> **AIM OF THE TASK**
Reproduce the data below in full and exclude every picture.

> **GIVEN DATA**
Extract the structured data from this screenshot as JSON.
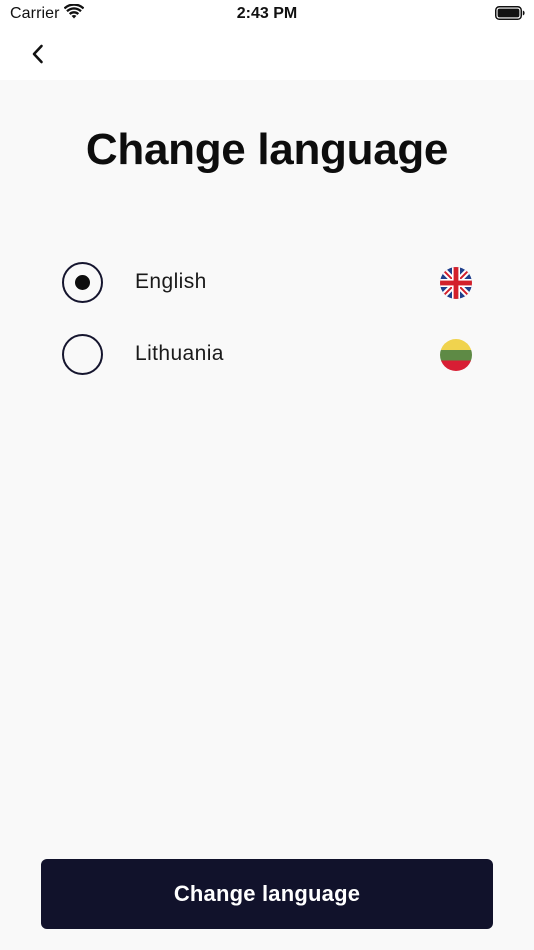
{
  "status_bar": {
    "carrier": "Carrier",
    "time": "2:43 PM"
  },
  "nav": {
    "back_icon": "chevron-left-icon"
  },
  "page": {
    "title": "Change language"
  },
  "languages": [
    {
      "label": "English",
      "selected": true,
      "flag_icon": "uk-flag-icon"
    },
    {
      "label": "Lithuania",
      "selected": false,
      "flag_icon": "lithuania-flag-icon"
    }
  ],
  "footer": {
    "button_label": "Change language"
  },
  "colors": {
    "primary": "#11122b",
    "background": "#f9f9f9",
    "radio_border": "#15152e"
  }
}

> **OUTPUT OF THE TASK**
Extract the structured data from this screenshot as JSON.
{
  "status_bar": {
    "carrier": "Carrier",
    "time": "2:43 PM"
  },
  "nav": {
    "back_icon": "chevron-left-icon"
  },
  "page": {
    "title": "Change language"
  },
  "languages": [
    {
      "label": "English",
      "selected": true,
      "flag_icon": "uk-flag-icon"
    },
    {
      "label": "Lithuania",
      "selected": false,
      "flag_icon": "lithuania-flag-icon"
    }
  ],
  "footer": {
    "button_label": "Change language"
  },
  "colors": {
    "primary": "#11122b",
    "background": "#f9f9f9",
    "radio_border": "#15152e"
  }
}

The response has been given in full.